* WHAT YOU WILL DO
Copy each line of the entries beneath that contains the word "PROVIDER".

**** DATA FOR THIS EXERCISE

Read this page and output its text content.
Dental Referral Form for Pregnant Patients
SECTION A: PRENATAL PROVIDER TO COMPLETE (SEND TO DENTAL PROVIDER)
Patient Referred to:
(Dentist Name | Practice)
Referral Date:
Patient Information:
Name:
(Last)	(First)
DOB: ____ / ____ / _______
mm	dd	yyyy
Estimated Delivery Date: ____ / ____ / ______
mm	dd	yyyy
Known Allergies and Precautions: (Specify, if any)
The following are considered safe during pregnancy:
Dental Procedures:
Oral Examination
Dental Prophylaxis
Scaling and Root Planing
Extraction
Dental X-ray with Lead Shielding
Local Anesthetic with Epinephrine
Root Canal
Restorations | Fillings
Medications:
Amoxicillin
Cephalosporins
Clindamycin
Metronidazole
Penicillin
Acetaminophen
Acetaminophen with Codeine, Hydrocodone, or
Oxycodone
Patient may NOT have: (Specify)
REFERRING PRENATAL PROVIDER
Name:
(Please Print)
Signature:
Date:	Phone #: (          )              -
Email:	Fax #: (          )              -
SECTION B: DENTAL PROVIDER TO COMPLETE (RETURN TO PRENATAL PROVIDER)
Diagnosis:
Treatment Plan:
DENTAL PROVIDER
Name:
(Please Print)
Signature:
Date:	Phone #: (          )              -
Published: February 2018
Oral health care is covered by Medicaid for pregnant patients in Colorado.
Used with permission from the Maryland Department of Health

********
**** DATA FOR THIS EXERCISE

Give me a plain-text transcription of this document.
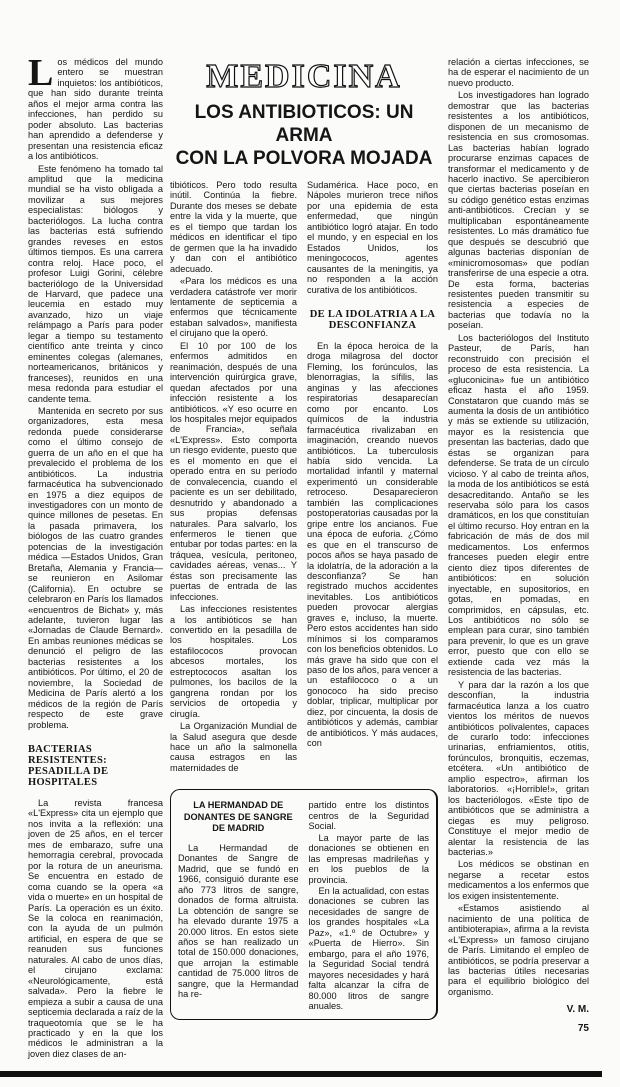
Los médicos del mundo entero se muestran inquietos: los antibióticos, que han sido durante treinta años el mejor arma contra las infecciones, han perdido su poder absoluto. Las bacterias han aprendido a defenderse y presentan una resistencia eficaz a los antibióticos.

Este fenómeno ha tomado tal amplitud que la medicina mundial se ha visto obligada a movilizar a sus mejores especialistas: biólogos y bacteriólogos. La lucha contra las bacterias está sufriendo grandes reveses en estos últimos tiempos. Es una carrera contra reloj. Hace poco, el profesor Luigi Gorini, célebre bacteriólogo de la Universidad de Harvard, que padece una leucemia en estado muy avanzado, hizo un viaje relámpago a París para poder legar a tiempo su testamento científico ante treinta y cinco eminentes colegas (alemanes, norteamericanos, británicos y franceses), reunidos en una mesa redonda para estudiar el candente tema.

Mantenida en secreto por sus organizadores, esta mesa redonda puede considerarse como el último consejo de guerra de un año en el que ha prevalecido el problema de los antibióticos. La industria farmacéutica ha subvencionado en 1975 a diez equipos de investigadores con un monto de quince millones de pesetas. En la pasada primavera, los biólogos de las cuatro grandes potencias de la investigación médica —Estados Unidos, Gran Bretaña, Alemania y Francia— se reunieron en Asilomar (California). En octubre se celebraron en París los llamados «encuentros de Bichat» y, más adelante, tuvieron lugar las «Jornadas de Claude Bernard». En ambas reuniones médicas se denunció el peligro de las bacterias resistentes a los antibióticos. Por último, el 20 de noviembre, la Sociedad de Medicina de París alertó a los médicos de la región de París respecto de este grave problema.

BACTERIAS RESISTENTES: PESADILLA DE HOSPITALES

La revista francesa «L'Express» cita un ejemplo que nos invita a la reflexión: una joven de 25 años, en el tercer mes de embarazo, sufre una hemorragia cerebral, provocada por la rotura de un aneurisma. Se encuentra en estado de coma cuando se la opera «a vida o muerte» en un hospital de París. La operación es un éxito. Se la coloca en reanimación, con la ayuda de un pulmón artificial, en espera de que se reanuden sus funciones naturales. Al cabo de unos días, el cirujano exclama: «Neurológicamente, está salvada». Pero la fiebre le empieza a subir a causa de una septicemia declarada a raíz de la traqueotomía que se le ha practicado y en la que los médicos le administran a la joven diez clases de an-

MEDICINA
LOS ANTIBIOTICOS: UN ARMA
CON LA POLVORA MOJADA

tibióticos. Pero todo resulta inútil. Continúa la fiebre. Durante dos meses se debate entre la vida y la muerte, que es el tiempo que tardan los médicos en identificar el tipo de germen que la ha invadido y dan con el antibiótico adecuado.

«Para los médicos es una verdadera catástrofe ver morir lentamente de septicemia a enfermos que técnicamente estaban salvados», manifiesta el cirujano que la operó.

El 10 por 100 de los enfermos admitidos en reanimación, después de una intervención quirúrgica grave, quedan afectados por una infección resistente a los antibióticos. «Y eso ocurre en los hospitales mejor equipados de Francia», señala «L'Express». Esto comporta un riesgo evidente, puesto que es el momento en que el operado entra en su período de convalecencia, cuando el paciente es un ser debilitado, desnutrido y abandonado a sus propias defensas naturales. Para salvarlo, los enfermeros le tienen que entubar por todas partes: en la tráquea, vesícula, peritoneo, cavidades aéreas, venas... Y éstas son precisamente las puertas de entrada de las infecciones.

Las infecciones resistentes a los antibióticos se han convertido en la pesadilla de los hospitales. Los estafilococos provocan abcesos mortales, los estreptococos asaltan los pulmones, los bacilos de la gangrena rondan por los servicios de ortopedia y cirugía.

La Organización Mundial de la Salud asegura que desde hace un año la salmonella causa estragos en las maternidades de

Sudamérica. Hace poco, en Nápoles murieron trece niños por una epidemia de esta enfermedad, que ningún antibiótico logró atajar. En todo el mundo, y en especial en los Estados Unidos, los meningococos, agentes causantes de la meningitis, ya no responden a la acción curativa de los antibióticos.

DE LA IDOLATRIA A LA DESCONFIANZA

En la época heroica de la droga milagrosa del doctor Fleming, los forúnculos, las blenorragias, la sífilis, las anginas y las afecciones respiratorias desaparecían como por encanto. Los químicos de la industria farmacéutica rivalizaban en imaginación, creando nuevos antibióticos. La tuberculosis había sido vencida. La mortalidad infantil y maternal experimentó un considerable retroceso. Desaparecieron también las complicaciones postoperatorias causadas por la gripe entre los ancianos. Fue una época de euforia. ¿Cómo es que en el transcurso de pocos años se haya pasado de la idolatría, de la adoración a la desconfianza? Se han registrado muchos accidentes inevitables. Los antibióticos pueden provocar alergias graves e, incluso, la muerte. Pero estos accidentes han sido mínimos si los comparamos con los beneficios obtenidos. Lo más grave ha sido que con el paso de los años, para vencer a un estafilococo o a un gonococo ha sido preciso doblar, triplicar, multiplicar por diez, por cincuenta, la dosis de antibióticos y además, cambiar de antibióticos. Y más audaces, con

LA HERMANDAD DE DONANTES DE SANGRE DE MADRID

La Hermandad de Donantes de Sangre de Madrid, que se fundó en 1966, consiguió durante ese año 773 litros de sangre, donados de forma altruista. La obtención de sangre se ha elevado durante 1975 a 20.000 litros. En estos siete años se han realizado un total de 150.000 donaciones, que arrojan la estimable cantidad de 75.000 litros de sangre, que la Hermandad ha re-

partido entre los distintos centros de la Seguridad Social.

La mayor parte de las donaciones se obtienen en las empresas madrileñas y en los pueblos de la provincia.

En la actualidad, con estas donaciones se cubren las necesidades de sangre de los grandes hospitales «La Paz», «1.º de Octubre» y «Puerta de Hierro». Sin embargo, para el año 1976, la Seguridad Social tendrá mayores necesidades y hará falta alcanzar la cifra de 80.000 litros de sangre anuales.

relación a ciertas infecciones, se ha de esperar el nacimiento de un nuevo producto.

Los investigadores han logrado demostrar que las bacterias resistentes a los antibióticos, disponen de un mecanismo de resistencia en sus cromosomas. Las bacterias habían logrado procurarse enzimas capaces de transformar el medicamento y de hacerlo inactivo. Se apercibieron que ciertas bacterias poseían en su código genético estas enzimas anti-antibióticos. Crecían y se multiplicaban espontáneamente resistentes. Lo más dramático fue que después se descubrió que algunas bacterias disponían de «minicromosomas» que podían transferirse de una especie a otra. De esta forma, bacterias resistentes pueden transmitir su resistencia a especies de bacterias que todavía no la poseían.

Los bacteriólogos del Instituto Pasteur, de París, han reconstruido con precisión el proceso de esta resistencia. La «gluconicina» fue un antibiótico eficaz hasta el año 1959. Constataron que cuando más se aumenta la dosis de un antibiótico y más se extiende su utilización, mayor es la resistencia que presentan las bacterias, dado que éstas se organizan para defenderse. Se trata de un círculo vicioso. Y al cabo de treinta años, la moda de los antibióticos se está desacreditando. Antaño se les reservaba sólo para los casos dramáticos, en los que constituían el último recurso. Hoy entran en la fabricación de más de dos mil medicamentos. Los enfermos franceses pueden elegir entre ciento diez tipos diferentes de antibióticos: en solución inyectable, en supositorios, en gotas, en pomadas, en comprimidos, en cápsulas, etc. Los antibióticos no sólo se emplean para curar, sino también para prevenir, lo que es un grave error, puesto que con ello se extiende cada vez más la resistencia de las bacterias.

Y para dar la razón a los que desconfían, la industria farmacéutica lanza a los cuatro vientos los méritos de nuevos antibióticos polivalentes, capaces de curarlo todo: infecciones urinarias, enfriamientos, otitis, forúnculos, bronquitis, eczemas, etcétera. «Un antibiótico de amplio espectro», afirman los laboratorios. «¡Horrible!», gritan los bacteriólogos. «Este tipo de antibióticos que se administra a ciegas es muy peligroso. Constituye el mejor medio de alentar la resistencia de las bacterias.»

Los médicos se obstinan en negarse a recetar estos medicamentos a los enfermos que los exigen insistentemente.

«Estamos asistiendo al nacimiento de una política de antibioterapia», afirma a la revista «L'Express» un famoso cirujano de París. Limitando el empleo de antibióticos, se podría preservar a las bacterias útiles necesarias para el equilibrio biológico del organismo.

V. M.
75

********

* ANSWER TO THE EXERCISE
SECTION A: PRENATAL PROVIDER TO COMPLETE (SEND TO DENTAL PROVIDER)
REFERRING PRENATAL PROVIDER
SECTION B: DENTAL PROVIDER TO COMPLETE (RETURN TO PRENATAL PROVIDER)
DENTAL PROVIDER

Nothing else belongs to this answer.